>> start Available records

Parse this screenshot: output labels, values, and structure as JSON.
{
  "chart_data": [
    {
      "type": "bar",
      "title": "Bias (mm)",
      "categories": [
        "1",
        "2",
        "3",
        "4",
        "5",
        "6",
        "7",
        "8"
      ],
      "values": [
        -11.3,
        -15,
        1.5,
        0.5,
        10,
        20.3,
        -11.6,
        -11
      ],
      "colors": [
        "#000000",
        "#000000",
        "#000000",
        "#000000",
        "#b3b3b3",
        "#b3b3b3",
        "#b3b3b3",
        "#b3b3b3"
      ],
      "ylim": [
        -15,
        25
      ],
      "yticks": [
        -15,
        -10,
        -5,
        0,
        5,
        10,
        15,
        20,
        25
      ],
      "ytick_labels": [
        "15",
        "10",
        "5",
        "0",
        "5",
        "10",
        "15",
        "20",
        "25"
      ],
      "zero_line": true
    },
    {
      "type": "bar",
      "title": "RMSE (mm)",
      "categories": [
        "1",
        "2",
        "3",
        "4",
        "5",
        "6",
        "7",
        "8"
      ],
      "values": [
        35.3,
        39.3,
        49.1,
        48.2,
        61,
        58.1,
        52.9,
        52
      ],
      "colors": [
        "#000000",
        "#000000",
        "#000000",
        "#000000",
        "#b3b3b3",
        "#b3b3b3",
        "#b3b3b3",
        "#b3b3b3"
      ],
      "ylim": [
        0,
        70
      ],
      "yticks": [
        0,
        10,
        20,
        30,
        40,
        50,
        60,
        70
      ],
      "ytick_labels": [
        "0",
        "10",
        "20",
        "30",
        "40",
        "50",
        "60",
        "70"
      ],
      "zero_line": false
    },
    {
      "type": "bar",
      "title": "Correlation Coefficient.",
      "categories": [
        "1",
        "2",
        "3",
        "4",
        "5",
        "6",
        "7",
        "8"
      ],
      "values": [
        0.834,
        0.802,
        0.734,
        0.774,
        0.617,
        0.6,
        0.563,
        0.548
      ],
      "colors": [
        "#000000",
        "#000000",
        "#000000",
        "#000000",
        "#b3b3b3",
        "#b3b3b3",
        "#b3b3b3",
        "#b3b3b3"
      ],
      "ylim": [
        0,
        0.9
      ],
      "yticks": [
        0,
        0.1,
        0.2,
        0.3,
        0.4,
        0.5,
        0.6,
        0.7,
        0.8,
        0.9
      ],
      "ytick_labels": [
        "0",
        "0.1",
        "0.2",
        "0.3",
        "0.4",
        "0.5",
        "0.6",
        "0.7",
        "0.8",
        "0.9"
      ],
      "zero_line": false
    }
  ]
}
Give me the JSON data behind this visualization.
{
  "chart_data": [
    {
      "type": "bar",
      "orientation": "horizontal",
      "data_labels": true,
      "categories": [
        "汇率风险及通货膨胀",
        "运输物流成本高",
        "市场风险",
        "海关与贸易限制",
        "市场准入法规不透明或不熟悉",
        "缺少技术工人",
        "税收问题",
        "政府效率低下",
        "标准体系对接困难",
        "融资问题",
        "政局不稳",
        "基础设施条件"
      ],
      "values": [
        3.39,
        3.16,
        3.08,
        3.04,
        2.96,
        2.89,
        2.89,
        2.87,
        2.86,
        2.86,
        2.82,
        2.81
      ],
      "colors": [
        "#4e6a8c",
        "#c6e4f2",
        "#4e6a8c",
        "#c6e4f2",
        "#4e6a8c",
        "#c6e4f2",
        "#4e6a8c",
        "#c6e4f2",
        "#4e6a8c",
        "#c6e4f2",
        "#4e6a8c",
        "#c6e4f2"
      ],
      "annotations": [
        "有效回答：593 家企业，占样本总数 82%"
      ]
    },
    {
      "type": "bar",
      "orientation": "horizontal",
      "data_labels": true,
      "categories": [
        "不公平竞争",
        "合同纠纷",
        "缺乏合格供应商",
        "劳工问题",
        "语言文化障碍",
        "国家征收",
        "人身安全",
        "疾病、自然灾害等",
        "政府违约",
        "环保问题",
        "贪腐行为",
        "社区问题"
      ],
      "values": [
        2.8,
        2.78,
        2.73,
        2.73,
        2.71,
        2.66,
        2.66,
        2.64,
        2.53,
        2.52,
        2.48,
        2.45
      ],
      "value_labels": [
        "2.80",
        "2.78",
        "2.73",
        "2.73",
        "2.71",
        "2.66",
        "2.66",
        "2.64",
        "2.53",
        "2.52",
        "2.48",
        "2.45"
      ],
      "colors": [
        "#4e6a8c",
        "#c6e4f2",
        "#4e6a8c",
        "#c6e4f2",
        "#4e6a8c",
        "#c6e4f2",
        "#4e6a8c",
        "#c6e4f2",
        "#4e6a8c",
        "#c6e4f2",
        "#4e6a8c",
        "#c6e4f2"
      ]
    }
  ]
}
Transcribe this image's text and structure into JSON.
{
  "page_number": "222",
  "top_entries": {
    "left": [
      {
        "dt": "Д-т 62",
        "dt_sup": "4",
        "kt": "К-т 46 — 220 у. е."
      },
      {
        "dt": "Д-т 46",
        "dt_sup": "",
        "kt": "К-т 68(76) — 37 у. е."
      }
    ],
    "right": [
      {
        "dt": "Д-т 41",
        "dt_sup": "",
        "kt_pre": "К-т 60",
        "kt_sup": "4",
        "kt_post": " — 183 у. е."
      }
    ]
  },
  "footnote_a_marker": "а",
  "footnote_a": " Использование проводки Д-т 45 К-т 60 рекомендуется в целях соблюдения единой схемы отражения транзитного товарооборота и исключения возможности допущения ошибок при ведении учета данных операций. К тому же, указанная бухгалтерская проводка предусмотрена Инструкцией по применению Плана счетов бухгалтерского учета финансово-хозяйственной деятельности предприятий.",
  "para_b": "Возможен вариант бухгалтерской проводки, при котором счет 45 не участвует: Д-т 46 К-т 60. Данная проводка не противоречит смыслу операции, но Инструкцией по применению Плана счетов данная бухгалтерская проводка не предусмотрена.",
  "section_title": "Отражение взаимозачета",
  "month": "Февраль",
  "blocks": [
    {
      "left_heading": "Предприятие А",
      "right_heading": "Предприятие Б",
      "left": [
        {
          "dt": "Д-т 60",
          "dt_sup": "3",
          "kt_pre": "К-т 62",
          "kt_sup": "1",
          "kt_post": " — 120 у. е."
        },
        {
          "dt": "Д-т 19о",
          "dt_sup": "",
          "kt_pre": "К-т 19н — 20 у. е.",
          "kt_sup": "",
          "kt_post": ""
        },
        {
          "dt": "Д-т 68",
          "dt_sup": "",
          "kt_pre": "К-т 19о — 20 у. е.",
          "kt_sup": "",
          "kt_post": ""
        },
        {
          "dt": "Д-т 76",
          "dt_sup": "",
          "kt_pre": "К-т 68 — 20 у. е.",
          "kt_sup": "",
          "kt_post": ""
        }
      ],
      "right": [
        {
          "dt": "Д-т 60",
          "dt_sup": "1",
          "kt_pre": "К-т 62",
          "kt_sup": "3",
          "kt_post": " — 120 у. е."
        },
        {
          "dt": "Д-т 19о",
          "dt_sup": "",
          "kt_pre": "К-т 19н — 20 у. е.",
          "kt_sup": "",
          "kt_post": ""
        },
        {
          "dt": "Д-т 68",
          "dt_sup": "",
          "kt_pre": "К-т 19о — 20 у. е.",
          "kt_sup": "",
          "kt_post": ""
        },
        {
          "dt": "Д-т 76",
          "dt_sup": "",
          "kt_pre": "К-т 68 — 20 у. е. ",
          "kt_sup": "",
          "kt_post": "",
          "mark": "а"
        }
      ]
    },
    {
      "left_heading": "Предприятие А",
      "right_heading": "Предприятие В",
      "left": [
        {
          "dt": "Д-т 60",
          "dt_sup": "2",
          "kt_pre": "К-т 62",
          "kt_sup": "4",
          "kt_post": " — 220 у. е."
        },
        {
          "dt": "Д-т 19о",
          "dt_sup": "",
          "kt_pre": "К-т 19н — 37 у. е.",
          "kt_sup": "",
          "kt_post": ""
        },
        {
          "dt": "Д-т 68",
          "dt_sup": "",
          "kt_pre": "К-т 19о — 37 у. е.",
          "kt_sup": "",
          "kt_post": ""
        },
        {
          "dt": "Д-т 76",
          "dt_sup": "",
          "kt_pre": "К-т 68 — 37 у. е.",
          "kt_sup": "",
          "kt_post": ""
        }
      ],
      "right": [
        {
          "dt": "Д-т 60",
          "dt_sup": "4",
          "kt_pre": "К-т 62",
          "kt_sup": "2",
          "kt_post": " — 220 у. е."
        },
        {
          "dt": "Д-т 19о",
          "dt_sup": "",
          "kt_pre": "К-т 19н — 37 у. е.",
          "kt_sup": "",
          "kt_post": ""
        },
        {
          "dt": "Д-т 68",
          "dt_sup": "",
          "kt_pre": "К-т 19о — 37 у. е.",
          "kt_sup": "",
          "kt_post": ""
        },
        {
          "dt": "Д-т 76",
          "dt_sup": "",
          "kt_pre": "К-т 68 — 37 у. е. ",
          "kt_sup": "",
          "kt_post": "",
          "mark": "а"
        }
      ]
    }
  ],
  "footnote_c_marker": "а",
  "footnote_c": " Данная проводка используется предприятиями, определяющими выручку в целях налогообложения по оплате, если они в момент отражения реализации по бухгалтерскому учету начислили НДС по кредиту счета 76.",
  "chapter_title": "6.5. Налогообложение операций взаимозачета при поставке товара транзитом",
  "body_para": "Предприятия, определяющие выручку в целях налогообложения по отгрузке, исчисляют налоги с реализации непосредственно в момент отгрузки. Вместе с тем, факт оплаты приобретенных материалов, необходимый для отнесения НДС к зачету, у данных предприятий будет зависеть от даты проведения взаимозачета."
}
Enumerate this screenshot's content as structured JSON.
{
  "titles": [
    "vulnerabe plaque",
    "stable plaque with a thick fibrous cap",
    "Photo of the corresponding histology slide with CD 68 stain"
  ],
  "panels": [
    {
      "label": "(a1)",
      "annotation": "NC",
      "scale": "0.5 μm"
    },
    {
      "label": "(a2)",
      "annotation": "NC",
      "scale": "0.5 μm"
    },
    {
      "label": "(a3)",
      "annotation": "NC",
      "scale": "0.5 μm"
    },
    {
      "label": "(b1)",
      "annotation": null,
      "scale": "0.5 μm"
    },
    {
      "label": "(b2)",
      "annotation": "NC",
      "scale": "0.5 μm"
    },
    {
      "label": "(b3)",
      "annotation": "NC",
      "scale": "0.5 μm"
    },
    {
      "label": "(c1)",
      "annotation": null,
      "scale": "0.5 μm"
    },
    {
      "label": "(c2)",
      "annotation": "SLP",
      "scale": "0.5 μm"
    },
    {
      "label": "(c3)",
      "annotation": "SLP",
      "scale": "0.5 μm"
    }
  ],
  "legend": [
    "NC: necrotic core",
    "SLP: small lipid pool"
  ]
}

>> end Available records

Task instructions
Identify the lines in the entries above that contain "счетов", then copy them out.

Reply
  "footnote_a": " Использование проводки Д-т 45 К-т 60 рекомендуется в целях соблюдения единой схемы отражения транзитного товарооборота и исключения возможности допущения ошибок при ведении учета данных операций. К тому же, указанная бухгалтерская проводка предусмотрена Инструкцией по применению Плана счетов бухгалтерского учета финансово-хозяйственной деятельности предприятий.",
  "para_b": "Возможен вариант бухгалтерской проводки, при котором счет 45 не участвует: Д-т 46 К-т 60. Данная проводка не противоречит смыслу операции, но Инструкцией по применению Плана счетов данная бухгалтерская проводка не предусмотрена.",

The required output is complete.